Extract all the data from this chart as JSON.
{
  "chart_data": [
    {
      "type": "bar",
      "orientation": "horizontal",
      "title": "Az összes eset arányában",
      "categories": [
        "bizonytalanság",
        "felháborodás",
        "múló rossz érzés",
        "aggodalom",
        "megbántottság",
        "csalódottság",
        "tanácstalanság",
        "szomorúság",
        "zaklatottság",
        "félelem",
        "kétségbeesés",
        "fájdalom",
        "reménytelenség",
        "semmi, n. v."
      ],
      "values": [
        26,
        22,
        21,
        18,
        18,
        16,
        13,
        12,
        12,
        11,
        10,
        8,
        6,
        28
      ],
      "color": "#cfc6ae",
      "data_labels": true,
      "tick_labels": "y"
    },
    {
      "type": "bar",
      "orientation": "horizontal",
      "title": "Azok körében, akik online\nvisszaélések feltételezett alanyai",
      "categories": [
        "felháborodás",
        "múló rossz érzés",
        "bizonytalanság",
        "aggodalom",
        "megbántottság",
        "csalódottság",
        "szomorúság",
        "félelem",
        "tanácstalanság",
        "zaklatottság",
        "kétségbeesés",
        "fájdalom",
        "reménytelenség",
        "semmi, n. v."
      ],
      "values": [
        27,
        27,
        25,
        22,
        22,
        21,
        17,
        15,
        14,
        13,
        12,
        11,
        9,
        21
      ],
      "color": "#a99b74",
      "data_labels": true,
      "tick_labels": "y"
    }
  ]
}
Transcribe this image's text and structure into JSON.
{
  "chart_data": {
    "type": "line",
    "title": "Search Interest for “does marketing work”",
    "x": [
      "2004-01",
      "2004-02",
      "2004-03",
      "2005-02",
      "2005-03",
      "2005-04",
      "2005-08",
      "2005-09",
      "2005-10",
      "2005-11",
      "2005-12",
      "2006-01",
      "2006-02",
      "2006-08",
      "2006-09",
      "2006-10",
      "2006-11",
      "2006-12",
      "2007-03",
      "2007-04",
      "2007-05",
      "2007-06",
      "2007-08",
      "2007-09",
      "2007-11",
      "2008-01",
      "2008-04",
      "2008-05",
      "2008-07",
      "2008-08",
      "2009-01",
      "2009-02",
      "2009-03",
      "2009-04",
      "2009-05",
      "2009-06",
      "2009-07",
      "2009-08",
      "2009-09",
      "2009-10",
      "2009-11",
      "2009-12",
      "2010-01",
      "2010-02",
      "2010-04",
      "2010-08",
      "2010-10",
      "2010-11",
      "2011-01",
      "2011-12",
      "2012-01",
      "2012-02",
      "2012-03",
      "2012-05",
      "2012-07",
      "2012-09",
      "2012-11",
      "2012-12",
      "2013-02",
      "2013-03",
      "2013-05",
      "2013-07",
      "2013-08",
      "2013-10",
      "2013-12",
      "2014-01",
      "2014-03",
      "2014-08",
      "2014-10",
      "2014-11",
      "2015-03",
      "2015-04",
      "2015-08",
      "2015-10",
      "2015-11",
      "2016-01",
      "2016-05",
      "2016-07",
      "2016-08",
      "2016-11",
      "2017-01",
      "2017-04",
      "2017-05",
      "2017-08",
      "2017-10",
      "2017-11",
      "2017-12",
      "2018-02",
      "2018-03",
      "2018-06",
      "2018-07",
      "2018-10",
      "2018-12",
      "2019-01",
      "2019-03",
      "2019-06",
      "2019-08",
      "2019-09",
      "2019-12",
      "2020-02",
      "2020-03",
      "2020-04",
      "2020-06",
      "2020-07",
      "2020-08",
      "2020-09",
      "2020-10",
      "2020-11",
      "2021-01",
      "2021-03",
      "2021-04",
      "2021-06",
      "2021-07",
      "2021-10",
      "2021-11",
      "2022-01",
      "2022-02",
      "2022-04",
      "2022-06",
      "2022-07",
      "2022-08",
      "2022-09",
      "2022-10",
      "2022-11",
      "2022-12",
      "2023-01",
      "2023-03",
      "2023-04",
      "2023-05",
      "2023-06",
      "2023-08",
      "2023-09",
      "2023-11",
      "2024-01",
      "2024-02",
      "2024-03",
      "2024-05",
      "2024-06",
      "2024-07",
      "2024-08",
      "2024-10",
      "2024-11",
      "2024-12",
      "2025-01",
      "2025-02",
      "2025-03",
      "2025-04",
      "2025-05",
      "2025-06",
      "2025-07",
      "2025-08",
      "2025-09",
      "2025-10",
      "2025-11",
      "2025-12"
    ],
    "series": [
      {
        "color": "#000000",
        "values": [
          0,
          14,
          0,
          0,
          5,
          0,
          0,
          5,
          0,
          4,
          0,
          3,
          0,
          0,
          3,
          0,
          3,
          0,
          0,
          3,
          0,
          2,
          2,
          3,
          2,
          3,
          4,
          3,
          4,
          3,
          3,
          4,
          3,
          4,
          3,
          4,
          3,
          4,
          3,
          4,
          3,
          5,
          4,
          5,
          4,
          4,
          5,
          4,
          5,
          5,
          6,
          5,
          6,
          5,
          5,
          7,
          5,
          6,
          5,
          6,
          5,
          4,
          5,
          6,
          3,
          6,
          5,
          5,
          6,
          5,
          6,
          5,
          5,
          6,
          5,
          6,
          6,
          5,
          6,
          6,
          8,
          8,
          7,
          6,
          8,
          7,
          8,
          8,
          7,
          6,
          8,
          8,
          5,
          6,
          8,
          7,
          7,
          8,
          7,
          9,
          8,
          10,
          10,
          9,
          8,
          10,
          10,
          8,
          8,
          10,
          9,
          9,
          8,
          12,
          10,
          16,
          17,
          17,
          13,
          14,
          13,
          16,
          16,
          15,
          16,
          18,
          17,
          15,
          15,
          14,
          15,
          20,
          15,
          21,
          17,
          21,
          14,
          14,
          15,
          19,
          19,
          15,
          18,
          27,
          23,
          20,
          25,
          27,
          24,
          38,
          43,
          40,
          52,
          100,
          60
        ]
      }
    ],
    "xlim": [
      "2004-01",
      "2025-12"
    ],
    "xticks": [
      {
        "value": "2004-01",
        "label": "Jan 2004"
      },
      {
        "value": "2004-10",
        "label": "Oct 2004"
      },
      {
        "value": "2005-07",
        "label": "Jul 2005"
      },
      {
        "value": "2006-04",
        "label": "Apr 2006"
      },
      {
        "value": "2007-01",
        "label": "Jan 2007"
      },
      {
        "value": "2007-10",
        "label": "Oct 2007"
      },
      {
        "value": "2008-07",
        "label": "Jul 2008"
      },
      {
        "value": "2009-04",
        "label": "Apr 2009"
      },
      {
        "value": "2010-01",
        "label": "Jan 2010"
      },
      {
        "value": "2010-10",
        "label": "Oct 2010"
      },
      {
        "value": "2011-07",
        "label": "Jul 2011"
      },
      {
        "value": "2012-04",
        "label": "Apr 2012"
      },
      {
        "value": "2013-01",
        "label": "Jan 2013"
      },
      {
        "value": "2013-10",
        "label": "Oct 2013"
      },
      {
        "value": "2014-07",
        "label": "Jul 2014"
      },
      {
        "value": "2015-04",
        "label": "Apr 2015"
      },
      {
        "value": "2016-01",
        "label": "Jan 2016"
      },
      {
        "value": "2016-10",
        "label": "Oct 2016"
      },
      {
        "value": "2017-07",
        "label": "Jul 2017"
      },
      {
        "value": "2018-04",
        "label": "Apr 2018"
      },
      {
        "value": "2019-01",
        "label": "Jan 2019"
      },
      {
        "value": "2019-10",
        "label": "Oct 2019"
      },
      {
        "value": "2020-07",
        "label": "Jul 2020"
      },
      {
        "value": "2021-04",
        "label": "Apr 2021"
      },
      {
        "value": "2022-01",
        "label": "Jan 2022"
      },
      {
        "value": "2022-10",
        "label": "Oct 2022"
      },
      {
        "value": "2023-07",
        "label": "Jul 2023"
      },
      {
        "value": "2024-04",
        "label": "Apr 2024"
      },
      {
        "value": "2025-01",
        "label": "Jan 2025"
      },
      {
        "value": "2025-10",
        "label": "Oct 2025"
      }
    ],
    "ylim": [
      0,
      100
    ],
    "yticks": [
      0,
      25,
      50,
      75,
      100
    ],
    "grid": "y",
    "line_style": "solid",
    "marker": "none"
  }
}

● **Stated exercise**: Examine the records and pull out every line where the string "this" occurs.

● **Output of the exercise**:
Extract all the data from this chart as JSON.
Transcribe this image's text and structure into JSON.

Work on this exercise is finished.